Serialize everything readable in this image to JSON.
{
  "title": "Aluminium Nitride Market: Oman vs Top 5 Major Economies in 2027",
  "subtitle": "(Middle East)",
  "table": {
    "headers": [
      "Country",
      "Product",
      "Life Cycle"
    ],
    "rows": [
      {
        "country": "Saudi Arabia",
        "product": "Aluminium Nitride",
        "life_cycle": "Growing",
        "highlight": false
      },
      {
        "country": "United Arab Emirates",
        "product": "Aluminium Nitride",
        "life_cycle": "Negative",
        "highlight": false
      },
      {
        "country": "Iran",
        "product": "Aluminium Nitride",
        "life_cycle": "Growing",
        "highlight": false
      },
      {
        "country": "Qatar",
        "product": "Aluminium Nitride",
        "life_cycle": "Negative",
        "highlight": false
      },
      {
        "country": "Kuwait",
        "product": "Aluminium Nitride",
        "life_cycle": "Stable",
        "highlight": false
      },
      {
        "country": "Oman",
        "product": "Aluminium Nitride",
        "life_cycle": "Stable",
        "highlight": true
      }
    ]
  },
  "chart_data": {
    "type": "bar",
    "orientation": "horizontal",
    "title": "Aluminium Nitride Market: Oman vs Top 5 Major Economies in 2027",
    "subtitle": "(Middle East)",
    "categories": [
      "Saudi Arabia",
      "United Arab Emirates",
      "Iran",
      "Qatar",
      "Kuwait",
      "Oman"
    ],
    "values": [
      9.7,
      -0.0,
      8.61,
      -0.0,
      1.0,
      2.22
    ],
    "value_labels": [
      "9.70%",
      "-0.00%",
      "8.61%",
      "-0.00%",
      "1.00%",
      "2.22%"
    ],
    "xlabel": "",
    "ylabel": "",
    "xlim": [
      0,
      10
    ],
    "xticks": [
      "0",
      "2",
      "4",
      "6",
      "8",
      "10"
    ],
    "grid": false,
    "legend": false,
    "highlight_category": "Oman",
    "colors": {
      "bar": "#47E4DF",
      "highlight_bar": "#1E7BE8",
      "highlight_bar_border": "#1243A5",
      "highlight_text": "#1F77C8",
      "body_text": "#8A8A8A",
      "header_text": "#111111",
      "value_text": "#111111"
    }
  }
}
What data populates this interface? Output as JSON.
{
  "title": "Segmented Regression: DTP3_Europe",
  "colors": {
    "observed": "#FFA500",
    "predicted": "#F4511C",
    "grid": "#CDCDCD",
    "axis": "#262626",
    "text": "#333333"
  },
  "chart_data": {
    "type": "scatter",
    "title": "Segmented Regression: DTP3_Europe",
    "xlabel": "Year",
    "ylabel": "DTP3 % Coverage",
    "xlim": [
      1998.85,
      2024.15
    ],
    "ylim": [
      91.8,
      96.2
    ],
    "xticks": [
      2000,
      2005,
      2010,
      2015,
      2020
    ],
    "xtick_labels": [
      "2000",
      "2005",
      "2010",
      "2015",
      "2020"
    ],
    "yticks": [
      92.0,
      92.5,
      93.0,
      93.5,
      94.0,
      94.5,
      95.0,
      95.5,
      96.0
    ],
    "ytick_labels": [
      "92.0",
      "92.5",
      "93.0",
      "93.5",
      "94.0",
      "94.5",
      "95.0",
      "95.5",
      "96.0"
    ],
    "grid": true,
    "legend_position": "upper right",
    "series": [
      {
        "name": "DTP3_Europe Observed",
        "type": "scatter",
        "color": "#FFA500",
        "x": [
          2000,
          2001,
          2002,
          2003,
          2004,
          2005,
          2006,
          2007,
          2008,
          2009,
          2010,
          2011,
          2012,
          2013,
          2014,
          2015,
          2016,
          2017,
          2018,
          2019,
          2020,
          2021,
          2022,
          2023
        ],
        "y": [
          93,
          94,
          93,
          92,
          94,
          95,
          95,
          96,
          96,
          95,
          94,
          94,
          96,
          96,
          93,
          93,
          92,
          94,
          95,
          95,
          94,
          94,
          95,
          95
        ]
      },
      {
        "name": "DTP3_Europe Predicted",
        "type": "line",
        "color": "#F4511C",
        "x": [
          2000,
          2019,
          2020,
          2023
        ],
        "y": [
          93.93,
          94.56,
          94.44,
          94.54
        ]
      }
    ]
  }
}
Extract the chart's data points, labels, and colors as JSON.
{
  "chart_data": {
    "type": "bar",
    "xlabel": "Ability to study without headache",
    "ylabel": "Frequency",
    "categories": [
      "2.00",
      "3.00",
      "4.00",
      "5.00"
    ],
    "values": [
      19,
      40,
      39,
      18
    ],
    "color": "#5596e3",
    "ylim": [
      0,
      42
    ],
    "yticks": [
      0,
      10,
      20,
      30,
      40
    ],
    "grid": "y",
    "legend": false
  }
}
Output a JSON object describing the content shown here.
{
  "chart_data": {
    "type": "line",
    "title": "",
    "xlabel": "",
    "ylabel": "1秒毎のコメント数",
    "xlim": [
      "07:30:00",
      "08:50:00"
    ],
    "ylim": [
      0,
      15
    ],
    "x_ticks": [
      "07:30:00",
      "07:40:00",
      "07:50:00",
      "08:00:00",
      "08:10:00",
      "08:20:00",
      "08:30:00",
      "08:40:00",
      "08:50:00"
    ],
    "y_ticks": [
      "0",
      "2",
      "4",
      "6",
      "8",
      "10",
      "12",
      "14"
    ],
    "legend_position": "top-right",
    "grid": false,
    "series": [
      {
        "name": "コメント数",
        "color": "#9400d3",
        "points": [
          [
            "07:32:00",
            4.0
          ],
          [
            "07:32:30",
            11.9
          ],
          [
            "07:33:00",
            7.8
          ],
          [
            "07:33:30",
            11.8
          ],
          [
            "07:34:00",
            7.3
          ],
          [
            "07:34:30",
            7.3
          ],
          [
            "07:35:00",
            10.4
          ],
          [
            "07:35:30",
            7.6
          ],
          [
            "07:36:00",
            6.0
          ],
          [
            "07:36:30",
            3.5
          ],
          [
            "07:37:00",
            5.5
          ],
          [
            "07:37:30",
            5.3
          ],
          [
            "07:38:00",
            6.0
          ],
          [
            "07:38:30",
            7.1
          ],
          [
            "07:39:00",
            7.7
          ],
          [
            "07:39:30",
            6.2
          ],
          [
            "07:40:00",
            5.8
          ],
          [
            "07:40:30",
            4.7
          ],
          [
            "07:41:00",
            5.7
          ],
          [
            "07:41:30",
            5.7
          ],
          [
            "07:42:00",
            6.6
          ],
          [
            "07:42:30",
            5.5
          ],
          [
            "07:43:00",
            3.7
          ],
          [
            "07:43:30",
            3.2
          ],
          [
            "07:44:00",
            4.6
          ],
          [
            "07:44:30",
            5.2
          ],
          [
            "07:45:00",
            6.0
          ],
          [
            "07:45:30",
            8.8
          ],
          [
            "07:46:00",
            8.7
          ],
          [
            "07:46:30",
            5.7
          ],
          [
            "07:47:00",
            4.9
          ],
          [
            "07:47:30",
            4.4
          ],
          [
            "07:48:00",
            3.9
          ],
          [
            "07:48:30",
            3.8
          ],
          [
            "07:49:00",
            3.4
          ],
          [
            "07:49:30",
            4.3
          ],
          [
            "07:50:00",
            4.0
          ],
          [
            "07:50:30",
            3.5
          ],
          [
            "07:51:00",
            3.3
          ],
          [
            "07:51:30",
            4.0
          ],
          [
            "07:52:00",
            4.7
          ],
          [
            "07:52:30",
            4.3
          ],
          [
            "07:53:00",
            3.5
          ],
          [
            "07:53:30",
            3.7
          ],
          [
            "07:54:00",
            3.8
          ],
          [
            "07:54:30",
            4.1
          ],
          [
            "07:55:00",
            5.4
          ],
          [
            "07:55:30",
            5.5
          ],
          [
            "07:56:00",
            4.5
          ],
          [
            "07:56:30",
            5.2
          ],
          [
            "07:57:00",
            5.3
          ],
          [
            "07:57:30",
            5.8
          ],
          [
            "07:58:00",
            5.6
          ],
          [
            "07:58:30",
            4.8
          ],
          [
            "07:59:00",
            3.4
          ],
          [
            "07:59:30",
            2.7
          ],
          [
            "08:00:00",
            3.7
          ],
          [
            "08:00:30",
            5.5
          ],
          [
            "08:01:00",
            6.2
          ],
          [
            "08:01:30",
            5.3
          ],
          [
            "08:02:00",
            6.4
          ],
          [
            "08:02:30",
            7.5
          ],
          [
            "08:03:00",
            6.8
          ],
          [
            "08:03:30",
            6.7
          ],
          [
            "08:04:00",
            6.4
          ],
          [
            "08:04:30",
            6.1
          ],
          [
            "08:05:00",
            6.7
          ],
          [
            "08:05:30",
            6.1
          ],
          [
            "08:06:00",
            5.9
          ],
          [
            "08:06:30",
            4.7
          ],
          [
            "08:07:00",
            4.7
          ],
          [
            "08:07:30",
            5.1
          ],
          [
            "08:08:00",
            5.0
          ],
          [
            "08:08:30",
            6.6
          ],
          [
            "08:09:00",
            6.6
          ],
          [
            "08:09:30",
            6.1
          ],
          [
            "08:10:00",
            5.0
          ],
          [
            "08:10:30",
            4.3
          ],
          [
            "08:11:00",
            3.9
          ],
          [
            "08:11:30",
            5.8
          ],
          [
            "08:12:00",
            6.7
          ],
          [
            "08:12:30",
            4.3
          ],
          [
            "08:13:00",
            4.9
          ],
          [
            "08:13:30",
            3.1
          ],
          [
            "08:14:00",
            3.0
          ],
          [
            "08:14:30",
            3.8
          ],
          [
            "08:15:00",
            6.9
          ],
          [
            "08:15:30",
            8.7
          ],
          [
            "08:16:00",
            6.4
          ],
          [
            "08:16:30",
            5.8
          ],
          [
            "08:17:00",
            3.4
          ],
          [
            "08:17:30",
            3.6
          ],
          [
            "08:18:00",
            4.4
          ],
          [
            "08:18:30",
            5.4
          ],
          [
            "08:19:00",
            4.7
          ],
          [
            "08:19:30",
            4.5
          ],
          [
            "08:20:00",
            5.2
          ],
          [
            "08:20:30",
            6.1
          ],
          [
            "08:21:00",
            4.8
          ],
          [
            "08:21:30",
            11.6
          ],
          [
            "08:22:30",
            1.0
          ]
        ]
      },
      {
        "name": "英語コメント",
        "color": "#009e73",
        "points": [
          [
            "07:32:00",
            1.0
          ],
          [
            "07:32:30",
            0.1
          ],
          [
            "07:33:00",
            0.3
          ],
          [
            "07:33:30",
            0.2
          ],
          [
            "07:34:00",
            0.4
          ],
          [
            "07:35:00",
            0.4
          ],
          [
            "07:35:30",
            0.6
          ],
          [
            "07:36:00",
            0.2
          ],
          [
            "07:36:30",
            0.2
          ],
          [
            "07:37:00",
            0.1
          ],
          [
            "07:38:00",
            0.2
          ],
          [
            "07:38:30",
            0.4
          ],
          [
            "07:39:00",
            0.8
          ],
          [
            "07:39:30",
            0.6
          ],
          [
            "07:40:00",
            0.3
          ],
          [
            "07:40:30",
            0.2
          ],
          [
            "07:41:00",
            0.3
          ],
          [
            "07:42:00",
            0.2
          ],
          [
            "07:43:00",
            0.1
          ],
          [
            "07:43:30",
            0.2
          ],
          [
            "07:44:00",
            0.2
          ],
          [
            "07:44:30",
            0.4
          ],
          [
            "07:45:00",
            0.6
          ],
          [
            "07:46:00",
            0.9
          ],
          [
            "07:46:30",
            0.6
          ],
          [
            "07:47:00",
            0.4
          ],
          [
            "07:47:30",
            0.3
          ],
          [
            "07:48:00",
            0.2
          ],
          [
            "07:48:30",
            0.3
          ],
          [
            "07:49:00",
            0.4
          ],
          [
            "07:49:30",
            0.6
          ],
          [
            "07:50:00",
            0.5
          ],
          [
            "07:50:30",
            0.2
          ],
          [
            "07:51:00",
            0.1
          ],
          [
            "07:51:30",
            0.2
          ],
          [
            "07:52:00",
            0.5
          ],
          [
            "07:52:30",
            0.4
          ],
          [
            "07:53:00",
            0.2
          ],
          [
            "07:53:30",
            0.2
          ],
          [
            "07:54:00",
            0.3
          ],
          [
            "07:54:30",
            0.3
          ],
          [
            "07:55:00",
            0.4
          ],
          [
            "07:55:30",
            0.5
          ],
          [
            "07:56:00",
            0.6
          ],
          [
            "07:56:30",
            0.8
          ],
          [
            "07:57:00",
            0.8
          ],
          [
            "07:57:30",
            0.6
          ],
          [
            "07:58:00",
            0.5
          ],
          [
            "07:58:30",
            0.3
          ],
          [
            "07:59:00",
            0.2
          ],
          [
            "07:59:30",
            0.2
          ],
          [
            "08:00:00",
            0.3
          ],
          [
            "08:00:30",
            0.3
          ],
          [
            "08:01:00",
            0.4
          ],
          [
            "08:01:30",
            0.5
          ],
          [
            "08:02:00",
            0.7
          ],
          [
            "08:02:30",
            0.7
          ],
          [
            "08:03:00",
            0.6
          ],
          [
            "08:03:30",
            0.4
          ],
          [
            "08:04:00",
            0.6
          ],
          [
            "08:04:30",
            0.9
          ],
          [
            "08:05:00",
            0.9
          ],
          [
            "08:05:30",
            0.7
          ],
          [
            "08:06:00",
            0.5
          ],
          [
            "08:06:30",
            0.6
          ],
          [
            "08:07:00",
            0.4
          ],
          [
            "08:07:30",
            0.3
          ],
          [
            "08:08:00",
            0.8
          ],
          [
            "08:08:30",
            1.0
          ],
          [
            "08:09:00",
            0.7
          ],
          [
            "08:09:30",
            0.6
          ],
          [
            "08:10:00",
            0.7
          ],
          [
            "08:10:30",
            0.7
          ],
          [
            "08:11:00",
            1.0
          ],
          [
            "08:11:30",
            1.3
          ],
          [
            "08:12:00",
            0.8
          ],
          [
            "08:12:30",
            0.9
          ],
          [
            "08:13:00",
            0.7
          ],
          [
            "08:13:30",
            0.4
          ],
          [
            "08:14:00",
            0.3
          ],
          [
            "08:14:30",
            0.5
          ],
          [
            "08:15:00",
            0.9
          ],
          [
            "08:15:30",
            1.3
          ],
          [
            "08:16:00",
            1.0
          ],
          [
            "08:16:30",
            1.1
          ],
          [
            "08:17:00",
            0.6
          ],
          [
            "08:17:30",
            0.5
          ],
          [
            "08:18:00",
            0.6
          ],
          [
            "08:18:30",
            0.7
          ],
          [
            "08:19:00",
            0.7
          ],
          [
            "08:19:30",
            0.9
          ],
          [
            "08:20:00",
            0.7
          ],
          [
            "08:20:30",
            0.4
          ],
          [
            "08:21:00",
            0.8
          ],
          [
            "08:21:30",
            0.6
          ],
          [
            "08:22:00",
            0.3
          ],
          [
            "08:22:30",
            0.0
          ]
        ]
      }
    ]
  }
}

TO BE DONE
Pull out each line of the records holding the string "ylabel".

RESPONSE
    "ylabel": "",
    "ylabel": "DTP3 % Coverage",
    "ylabel": "Frequency",
    "ylabel": "1秒毎のコメント数",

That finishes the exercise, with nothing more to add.